#### [What the task asks]
Find the number of lines in these records where the word "pelle" appears. Reply with that number and nothing more.

• • • •

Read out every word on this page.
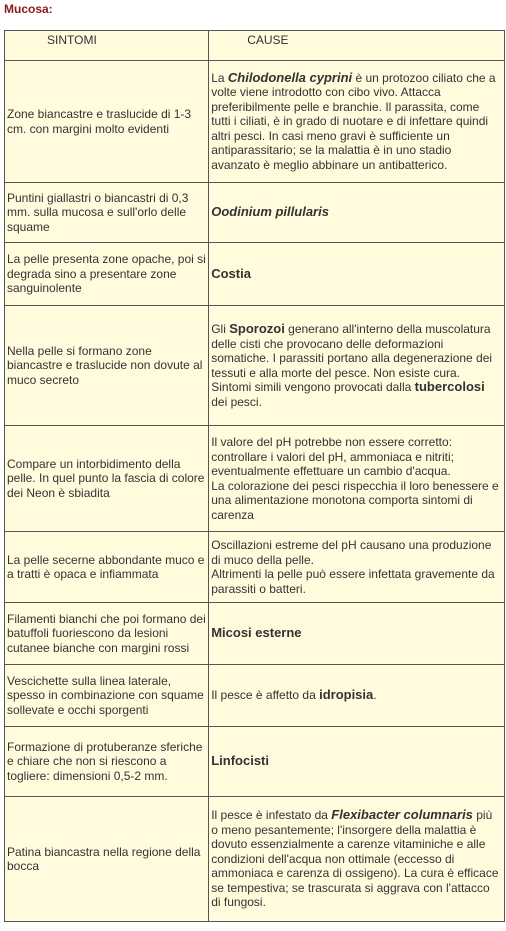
Mucosa:
SINTOMI	CAUSE
Zone biancastre e traslucide di 1-3 cm. con margini molto evidenti	La Chilodonella cyprini è un protozoo ciliato che a volte viene introdotto con cibo vivo. Attacca preferibilmente pelle e branchie. Il parassita, come tutti i ciliati, è in grado di nuotare e di infettare quindi altri pesci. In casi meno gravi è sufficiente un antiparassitario; se la malattia è in uno stadio avanzato è meglio abbinare un antibatterico.
Puntini giallastri o biancastri di 0,3 mm. sulla mucosa e sull'orlo delle squame	Oodinium pillularis
La pelle presenta zone opache, poi si degrada sino a presentare zone sanguinolente	Costia
Nella pelle si formano zone biancastre e traslucide non dovute al muco secreto	Gli Sporozoi generano all'interno della muscolatura delle cisti che provocano delle deformazioni somatiche. I parassiti portano alla degenerazione dei tessuti e alla morte del pesce. Non esiste cura.
Sintomi simili vengono provocati dalla tubercolosi dei pesci.

Compare un intorbidimento della pelle. In quel punto la fascia di colore dei Neon è sbiadita	Il valore del pH potrebbe non essere corretto: controllare i valori del pH, ammoniaca e nitriti; eventualmente effettuare un cambio d'acqua.
La colorazione dei pesci rispecchia il loro benessere e una alimentazione monotona comporta sintomi di carenza

La pelle secerne abbondante muco e a tratti è opaca e infiammata	Oscillazioni estreme del pH causano una produzione di muco della pelle.
Altrimenti la pelle può essere infettata gravemente da parassiti o batteri.

Filamenti bianchi che poi formano dei batuffoli fuoriescono da lesioni cutanee bianche con margini rossi	Micosi esterne
Vescichette sulla linea laterale, spesso in combinazione con squame sollevate e occhi sporgenti	Il pesce è affetto da idropisia.
Formazione di protuberanze sferiche e chiare che non si riescono a togliere: dimensioni 0,5-2 mm.	Linfocisti
Patina biancastra nella regione della bocca	Il pesce è infestato da Flexibacter columnaris più o meno pesantemente; l'insorgere della malattia è dovuto essenzialmente a carenze vitaminiche e alle condizioni dell'acqua non ottimale (eccesso di ammoniaca e carenza di ossigeno). La cura è efficace se tempestiva; se trascurata si aggrava con l'attacco di fungosi.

• • • •

#### [Reply to the exercise]
6